» Extracted information
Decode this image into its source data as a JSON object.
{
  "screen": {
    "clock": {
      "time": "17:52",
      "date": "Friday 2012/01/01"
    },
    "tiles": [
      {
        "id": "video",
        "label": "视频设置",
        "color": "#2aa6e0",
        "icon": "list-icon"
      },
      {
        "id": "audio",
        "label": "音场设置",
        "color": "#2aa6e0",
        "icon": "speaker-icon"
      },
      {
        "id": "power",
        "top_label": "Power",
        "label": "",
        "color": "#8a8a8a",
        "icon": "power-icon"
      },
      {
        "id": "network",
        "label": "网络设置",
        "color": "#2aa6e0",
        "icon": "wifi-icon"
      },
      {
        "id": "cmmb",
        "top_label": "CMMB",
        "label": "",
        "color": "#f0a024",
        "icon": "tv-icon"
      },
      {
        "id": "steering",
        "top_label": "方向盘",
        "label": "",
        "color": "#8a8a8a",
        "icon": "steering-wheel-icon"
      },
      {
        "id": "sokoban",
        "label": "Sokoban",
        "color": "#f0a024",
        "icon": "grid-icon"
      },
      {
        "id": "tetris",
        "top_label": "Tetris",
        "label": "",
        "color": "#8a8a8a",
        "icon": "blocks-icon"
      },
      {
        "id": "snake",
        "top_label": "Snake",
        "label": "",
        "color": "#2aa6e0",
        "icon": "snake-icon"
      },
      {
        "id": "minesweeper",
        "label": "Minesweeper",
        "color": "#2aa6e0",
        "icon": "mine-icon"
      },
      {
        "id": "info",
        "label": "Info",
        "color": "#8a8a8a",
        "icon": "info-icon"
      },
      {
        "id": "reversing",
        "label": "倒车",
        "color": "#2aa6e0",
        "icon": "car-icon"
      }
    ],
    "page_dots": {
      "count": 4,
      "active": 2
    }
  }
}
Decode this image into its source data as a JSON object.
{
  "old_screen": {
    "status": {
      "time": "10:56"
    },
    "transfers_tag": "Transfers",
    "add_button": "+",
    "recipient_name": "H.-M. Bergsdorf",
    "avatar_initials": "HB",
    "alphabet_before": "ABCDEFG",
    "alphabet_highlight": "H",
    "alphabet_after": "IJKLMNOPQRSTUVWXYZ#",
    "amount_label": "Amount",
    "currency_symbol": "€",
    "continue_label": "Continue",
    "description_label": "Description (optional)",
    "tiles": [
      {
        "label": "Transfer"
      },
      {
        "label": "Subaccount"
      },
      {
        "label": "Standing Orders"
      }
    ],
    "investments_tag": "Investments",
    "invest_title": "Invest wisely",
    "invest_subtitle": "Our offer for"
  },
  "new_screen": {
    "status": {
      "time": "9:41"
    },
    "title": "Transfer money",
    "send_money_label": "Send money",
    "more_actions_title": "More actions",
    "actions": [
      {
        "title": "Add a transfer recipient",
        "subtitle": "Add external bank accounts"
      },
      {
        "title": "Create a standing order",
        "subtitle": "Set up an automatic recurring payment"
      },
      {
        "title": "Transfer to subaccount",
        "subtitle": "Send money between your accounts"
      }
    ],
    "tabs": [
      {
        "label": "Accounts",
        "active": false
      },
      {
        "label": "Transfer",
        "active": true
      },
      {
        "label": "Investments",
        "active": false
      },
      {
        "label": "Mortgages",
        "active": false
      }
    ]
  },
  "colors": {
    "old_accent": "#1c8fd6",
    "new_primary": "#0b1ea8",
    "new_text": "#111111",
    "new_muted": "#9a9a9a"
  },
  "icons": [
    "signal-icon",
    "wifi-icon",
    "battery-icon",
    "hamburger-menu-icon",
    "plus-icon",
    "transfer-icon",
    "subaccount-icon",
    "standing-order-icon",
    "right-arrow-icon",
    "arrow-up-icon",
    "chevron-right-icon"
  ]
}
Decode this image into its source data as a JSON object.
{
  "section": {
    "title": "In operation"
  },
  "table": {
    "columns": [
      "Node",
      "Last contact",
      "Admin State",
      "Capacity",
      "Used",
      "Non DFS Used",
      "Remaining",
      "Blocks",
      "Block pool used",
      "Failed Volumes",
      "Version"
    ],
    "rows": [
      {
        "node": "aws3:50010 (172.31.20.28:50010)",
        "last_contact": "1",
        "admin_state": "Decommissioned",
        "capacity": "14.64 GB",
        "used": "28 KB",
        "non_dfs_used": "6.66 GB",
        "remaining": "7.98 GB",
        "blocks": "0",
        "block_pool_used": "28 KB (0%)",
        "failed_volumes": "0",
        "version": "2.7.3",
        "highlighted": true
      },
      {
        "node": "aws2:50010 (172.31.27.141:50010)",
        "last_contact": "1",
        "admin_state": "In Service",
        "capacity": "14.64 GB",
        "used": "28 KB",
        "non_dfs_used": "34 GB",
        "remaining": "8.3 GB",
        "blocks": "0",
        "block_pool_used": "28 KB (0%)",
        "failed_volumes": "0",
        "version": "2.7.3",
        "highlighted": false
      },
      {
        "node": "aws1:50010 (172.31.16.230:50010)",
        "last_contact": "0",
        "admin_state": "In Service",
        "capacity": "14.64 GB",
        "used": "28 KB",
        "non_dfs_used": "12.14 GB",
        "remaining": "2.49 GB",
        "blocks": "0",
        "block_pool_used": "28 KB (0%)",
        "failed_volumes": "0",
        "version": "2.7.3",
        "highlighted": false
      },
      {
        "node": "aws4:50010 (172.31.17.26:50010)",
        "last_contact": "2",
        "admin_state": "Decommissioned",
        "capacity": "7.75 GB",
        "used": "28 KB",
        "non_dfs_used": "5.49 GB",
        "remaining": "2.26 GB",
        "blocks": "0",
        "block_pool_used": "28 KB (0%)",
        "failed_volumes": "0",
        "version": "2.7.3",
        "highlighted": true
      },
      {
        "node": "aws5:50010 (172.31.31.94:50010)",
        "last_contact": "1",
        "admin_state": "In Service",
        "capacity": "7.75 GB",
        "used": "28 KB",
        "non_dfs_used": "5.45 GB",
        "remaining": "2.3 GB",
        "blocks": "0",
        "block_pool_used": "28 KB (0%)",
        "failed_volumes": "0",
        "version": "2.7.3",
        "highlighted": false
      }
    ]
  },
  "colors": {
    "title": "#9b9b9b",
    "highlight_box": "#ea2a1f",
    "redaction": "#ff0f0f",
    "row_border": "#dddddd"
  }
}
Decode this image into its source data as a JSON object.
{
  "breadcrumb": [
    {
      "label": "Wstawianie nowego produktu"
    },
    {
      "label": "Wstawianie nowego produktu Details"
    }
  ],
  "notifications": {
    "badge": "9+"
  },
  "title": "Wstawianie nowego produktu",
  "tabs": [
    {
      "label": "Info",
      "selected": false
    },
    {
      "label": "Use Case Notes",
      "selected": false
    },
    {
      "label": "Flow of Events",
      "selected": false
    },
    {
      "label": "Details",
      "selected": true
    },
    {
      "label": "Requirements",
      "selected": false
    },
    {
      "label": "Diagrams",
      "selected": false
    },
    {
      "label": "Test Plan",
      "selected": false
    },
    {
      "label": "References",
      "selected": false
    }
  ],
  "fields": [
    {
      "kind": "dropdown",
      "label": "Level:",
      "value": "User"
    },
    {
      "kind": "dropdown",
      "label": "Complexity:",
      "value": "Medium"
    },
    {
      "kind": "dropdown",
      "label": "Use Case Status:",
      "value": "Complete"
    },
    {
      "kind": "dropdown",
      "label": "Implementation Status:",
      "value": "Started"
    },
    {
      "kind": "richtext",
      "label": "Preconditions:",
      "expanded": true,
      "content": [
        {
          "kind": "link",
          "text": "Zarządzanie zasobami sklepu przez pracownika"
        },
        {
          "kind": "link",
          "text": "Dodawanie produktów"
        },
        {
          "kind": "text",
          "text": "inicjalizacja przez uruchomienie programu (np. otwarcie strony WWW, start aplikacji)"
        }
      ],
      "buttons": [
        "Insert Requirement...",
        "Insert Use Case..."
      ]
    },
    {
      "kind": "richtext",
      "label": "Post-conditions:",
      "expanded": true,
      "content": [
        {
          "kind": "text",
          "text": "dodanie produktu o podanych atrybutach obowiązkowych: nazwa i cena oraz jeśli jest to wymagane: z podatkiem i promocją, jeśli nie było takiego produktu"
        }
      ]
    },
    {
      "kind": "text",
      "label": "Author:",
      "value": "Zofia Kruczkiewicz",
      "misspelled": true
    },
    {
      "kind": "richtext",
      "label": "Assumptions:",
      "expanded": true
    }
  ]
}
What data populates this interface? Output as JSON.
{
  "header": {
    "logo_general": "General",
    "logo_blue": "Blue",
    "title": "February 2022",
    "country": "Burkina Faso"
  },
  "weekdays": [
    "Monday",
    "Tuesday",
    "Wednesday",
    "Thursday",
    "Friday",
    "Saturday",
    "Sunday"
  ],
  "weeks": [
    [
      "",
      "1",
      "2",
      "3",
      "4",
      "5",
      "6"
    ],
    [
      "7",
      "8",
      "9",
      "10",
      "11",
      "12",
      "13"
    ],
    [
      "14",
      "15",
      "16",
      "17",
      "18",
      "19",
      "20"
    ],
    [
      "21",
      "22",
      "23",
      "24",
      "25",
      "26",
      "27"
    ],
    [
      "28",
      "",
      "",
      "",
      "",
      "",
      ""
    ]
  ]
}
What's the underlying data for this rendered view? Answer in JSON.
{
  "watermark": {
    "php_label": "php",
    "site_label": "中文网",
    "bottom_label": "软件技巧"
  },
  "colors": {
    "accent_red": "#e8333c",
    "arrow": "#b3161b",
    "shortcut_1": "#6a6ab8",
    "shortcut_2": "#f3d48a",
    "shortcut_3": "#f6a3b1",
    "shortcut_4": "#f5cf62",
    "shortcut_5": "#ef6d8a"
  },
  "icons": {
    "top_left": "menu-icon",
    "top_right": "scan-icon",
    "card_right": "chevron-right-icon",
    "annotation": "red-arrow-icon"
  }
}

» Task statement
Set down, word for word, every line from the line that holds "What's the underlying" to the end of the entries above, including both ends.

» Answer for this exercise
What's the underlying data for this rendered view? Answer in JSON.
{
  "watermark": {
    "php_label": "php",
    "site_label": "中文网",
    "bottom_label": "软件技巧"
  },
  "colors": {
    "accent_red": "#e8333c",
    "arrow": "#b3161b",
    "shortcut_1": "#6a6ab8",
    "shortcut_2": "#f3d48a",
    "shortcut_3": "#f6a3b1",
    "shortcut_4": "#f5cf62",
    "shortcut_5": "#ef6d8a"
  },
  "icons": {
    "top_left": "menu-icon",
    "top_right": "scan-icon",
    "card_right": "chevron-right-icon",
    "annotation": "red-arrow-icon"
  }
}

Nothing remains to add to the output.